### Directions
Scan the material and copy every line in which "this" appears.

+++ Data supplied

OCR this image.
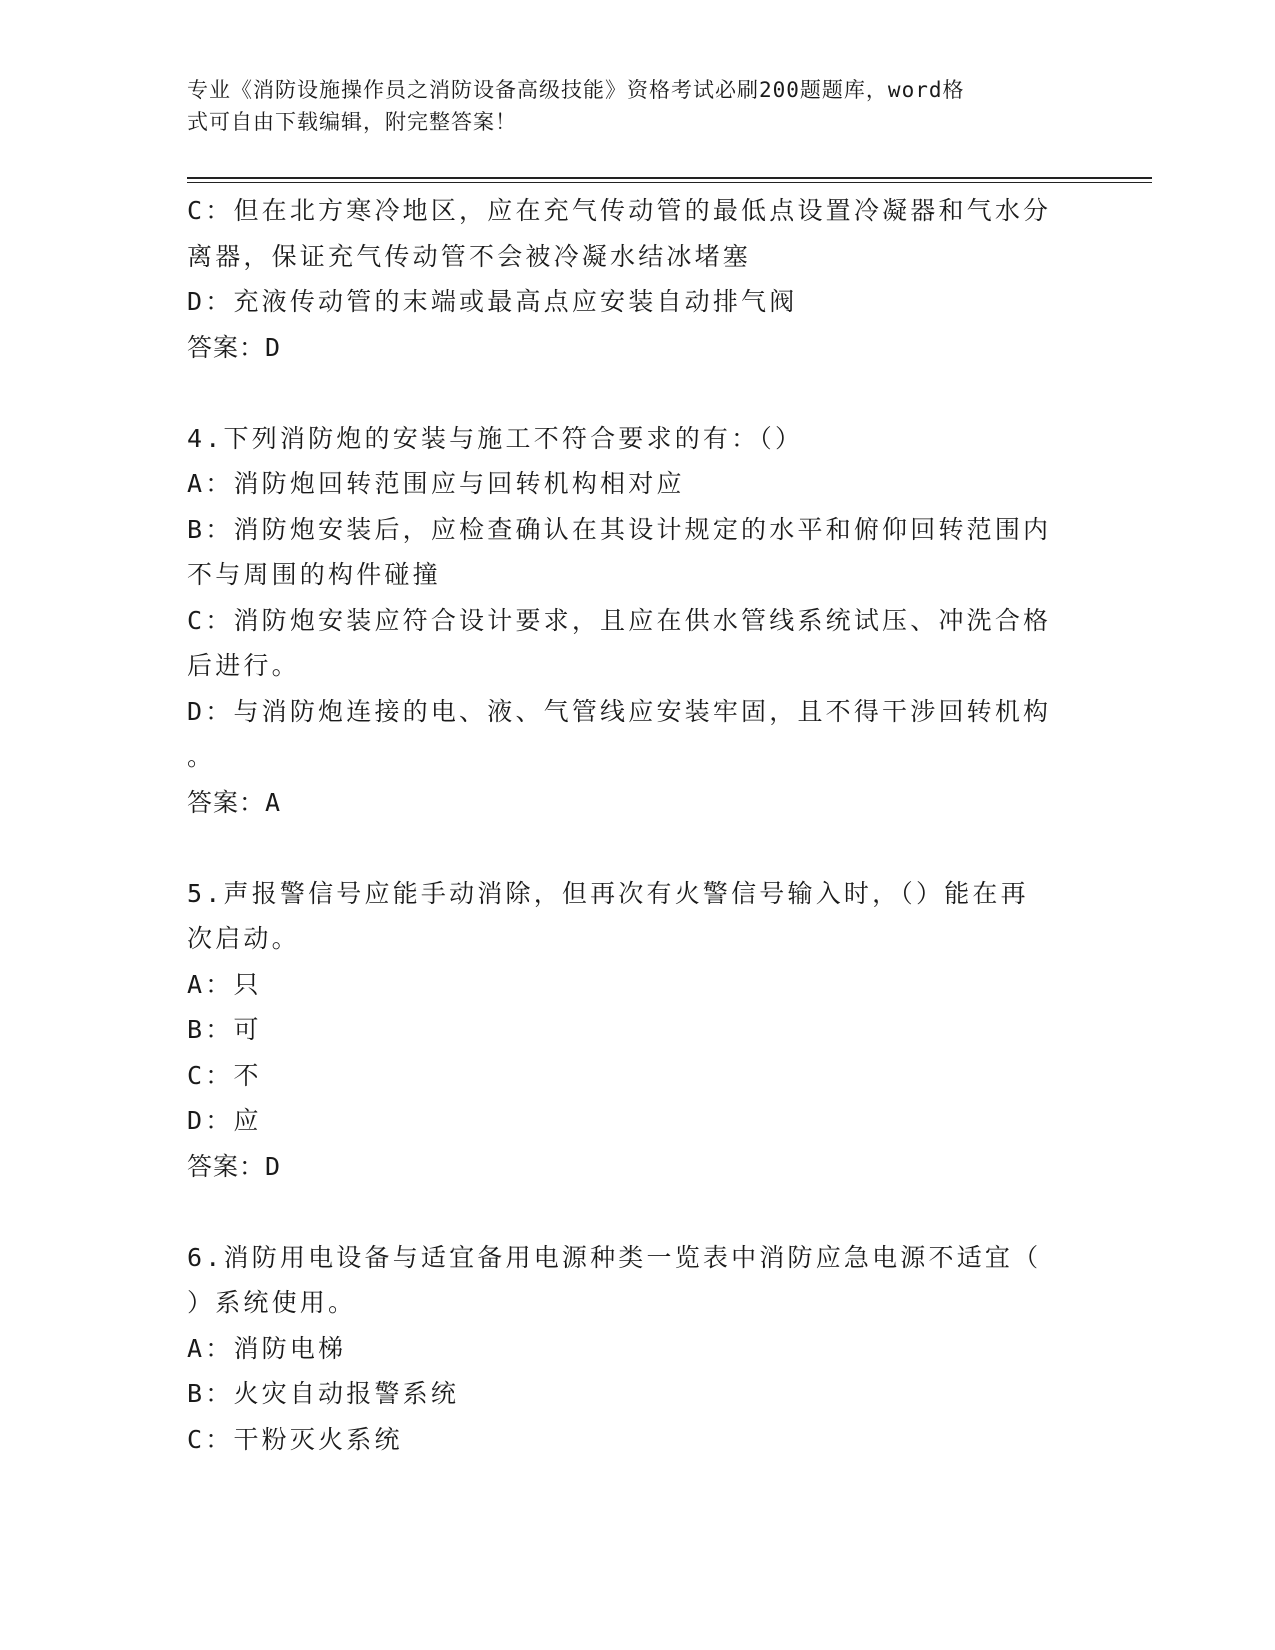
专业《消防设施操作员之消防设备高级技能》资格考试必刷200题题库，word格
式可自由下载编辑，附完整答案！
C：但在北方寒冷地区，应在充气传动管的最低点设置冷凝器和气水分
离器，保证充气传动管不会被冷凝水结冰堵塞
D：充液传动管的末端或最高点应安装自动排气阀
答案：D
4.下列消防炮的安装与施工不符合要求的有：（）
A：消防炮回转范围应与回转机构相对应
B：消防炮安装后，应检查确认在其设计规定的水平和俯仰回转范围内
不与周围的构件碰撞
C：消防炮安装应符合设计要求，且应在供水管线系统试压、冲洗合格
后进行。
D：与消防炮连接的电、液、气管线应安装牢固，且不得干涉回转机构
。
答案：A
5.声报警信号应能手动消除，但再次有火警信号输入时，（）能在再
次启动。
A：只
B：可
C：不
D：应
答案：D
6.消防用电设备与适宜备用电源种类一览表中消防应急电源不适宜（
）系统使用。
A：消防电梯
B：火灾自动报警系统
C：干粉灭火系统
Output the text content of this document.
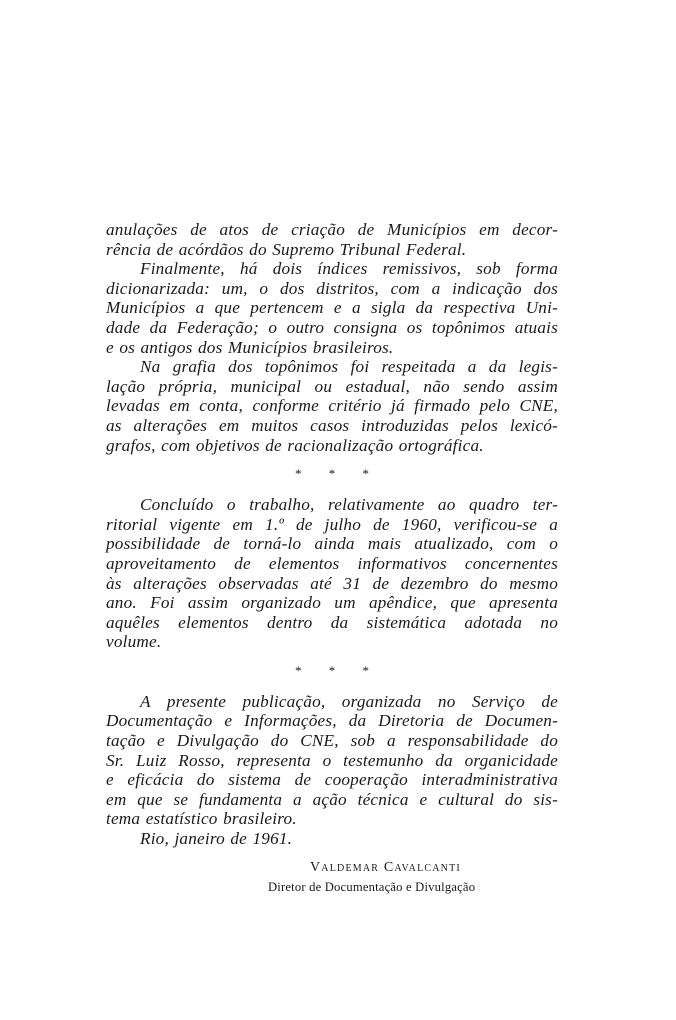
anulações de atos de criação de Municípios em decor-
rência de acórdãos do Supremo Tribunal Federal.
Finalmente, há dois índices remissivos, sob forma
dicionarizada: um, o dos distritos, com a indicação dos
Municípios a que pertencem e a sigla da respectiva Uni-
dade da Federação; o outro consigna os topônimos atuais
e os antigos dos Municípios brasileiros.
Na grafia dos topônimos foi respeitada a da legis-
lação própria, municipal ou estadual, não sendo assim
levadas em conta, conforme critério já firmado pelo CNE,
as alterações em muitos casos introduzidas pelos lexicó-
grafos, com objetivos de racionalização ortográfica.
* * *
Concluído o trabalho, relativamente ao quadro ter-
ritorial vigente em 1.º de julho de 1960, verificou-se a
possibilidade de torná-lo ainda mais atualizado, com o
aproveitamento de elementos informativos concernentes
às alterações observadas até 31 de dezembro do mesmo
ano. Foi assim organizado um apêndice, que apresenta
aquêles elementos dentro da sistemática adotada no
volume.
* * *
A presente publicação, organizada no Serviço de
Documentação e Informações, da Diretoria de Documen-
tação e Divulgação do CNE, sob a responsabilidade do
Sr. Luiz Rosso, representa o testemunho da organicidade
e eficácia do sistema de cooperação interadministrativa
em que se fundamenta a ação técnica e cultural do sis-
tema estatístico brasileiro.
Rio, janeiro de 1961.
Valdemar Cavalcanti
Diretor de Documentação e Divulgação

++++++

### Answer to the problem
OCR this image.
Output the text content of this document.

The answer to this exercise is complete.